**WORK TO BE COMPLETED:** Collect every line of the records below that contains the word "арқылы".

**TASK INPUT:**
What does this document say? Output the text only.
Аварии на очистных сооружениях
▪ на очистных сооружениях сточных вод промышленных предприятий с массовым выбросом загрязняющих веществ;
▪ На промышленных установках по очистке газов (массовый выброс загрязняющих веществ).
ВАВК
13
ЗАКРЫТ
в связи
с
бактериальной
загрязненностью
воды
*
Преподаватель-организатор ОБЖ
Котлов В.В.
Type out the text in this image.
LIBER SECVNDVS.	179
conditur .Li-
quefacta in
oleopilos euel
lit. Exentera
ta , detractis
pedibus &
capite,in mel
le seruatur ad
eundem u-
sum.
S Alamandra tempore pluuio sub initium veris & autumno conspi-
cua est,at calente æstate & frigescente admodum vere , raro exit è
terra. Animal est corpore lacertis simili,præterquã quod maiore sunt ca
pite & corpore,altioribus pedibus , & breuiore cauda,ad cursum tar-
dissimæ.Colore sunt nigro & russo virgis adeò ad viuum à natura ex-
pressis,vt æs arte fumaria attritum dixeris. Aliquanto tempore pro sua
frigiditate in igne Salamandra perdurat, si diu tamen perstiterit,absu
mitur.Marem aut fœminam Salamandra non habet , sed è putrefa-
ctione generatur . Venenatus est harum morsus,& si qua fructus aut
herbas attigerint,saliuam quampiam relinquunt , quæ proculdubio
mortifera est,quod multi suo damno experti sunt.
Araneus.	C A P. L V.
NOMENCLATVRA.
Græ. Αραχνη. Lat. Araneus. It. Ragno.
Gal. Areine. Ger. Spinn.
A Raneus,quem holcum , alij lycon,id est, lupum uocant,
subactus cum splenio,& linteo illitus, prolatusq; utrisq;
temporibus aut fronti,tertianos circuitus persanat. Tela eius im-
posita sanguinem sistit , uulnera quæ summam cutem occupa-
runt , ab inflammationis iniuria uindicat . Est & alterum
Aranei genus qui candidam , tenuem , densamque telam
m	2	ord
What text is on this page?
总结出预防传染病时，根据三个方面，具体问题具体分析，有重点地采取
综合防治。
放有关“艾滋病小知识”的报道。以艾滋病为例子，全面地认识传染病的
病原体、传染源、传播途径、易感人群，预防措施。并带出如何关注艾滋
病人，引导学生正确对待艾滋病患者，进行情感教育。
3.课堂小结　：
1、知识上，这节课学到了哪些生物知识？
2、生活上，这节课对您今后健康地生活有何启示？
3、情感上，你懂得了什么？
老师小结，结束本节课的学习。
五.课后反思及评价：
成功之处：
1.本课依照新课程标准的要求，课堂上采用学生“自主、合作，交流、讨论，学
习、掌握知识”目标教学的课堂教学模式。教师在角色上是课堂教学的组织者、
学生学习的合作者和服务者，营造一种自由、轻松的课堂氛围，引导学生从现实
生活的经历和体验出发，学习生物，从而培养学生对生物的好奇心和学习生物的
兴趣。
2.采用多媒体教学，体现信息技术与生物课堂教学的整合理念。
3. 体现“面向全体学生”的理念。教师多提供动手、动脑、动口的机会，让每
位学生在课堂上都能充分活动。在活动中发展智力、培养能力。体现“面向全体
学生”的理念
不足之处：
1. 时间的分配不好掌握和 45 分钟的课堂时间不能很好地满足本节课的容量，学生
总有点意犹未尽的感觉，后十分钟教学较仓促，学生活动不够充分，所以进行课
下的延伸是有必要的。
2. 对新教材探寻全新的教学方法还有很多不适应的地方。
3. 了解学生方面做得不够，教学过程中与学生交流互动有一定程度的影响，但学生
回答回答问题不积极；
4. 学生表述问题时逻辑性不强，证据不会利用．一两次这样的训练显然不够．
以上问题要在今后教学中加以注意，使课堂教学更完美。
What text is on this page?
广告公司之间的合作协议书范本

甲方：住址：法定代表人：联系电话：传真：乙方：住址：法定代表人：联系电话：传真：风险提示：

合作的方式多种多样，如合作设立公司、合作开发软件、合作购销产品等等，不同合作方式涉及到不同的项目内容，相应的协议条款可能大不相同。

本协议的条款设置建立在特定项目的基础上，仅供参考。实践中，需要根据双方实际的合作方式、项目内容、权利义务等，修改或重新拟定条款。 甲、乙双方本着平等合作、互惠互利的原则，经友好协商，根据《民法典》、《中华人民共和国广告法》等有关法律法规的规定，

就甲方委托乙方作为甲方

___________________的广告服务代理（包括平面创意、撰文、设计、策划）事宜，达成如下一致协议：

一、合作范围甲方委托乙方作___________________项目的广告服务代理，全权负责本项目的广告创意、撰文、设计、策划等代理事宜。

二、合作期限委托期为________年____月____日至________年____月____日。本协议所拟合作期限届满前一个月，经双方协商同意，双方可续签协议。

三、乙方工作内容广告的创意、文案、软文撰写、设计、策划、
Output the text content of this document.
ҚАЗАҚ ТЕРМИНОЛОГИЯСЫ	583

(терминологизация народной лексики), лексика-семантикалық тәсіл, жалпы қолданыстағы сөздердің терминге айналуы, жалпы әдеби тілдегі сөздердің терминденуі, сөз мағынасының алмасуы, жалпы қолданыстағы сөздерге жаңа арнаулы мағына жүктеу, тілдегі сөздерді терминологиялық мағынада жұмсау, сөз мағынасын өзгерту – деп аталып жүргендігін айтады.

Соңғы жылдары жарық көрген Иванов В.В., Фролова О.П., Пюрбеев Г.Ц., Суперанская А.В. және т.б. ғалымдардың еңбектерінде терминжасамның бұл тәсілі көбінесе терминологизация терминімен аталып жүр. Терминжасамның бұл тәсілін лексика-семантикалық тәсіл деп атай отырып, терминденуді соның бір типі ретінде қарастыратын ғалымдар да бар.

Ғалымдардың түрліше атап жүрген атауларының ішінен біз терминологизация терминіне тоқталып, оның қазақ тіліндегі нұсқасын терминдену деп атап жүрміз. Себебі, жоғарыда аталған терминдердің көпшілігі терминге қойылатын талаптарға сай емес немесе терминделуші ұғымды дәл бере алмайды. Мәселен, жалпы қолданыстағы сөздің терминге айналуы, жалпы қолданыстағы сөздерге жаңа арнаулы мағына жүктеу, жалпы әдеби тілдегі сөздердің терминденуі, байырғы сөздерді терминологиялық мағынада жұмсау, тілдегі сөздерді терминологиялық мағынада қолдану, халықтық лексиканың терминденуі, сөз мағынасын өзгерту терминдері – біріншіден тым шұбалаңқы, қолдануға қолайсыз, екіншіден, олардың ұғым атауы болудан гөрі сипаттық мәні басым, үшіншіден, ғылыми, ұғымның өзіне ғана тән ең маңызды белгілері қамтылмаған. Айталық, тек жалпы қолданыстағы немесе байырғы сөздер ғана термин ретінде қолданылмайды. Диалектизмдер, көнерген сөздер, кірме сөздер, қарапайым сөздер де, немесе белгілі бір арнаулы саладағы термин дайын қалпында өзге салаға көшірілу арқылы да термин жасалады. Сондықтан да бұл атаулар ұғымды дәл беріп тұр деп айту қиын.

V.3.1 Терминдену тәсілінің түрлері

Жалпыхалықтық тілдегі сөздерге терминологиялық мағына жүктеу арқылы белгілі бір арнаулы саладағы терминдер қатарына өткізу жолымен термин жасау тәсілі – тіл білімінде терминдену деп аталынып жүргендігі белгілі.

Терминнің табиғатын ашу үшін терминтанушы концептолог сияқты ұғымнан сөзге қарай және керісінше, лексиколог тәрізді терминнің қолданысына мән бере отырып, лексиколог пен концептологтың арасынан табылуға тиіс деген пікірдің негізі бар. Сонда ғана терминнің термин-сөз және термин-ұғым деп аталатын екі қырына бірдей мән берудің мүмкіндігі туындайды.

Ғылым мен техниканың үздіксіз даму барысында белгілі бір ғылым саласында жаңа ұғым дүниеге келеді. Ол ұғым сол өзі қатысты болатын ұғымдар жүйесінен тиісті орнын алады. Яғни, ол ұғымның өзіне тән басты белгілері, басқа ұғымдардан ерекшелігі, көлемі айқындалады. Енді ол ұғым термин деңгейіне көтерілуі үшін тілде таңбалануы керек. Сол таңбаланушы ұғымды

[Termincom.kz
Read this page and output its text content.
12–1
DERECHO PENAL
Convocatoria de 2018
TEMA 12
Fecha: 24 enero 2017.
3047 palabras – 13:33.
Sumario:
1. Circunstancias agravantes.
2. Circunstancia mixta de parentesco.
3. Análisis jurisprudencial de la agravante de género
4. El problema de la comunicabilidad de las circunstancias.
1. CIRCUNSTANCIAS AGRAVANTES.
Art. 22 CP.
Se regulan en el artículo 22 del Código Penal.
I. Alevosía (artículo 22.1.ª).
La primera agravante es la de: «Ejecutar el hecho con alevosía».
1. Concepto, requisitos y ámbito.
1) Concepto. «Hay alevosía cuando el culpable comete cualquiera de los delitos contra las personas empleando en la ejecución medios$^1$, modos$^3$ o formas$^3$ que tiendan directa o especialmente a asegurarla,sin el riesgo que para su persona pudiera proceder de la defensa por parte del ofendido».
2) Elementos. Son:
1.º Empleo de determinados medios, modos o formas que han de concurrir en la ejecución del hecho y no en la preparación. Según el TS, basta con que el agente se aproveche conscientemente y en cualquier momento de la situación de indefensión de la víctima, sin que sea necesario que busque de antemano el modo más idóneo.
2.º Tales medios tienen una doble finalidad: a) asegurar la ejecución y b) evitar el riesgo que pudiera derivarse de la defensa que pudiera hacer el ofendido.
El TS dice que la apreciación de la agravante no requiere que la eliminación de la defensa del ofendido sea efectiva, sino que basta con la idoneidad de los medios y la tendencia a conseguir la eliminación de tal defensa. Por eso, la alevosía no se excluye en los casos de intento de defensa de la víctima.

**THE OUTPUT:**
Ғалымдардың түрліше атап жүрген атауларының ішінен біз терминологизация терминіне тоқталып, оның қазақ тіліндегі нұсқасын терминдену деп атап жүрміз. Себебі, жоғарыда аталған терминдердің көпшілігі терминге қойылатын талаптарға сай емес немесе терминделуші ұғымды дәл бере алмайды. Мәселен, жалпы қолданыстағы сөздің терминге айналуы, жалпы қолданыстағы сөздерге жаңа арнаулы мағына жүктеу, жалпы әдеби тілдегі сөздердің терминденуі, байырғы сөздерді терминологиялық мағынада жұмсау, тілдегі сөздерді терминологиялық мағынада қолдану, халықтық лексиканың терминденуі, сөз мағынасын өзгерту терминдері – біріншіден тым шұбалаңқы, қолдануға қолайсыз, екіншіден, олардың ұғым атауы болудан гөрі сипаттық мәні басым, үшіншіден, ғылыми, ұғымның өзіне ғана тән ең маңызды белгілері қамтылмаған. Айталық, тек жалпы қолданыстағы немесе байырғы сөздер ғана термин ретінде қолданылмайды. Диалектизмдер, көнерген сөздер, кірме сөздер, қарапайым сөздер де, немесе белгілі бір арнаулы саладағы термин дайын қалпында өзге салаға көшірілу арқылы да термин жасалады. Сондықтан да бұл атаулар ұғымды дәл беріп тұр деп айту қиын.
Жалпыхалықтық тілдегі сөздерге терминологиялық мағына жүктеу арқылы белгілі бір арнаулы саладағы терминдер қатарына өткізу жолымен термин жасау тәсілі – тіл білімінде терминдену деп аталынып жүргендігі белгілі.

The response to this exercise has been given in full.